▶ **TEXT TO READ**:
┄┄┄┄┄┄┄┄┄┄┄┄┄┄┄┄┄┄┄┄

On 04/09/2012 04:26 AM, Guenter Roeck wrote:
> On Sat, Apr 07, 2012 at 07:07:59PM -0400, Andre Przywara wrote:
>> Newer BKDG[1] versions recommend a different initialization value for
>> the running average range register in the northbridge. This improves
>> the power reading by avoiding counter saturations resulting in bogus
>> values for anything below about 80% of TDP power consumption.
>> Updated BIOSes will have this new value set up from the beginning,
>> but meanwhile we correct this value ourselves.
>> This needs to be done on all northbridges, even on those where the
>> driver itself does not register at.
>>
>> This fixes the driver on all current machines to provide proper
>> values for idle load.
>>
>> [1]
>> http://support.amd.com/us/Processor_TechDocs/42301_15h_Mod_00h-0Fh_BKDG.pdf
>> Chapter 3.8: D18F5xE0 Processor TDP Running Average (p. 452)
>>
>> Signed-off-by: Andre Przywara<andre.przywara@amd.com>
>> ---
>>   drivers/hwmon/fam15h_power.c |   40 ++++++++++++++++++++++++++++++++++++++++
>>   1 files changed, 40 insertions(+), 0 deletions(-)

┄┄┄┄┄┄┄┄┄┄┄┄┄┄┄┄┄┄┄┄

▶ **COLLECTED MATERIAL**:

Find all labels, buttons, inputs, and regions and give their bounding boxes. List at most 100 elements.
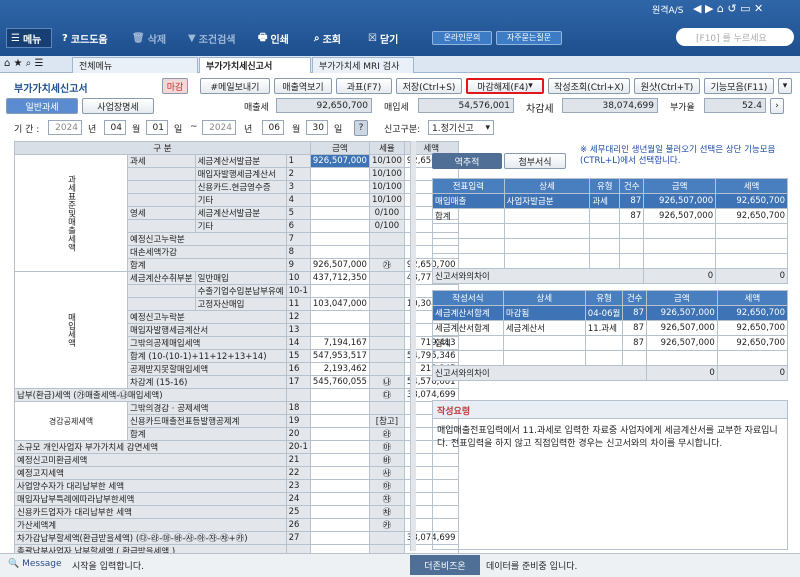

┄┄┄┄┄┄┄┄┄┄┄┄┄┄┄┄┄┄┄┄

▶ **EXERCISE REQUIREMENTS**:
Please condense the paragraph of the power driver email that begins "Newer BKDG[1] versions recommend" into a short list that keeps its main facts.

▶ **EXERCISE SOLUTION**:
- Newer BKDG versions recommend a different initialization value for the running average range register in the northbridge.
- The new value improves power readings by avoiding counter saturations. Those saturations give bogus values below about 80% of TDP power consumption.
- Updated BIOSes will set the new value from the start. Until then, the driver corrects it itself.
- The correction must be made on all northbridges, including those the driver does not register on.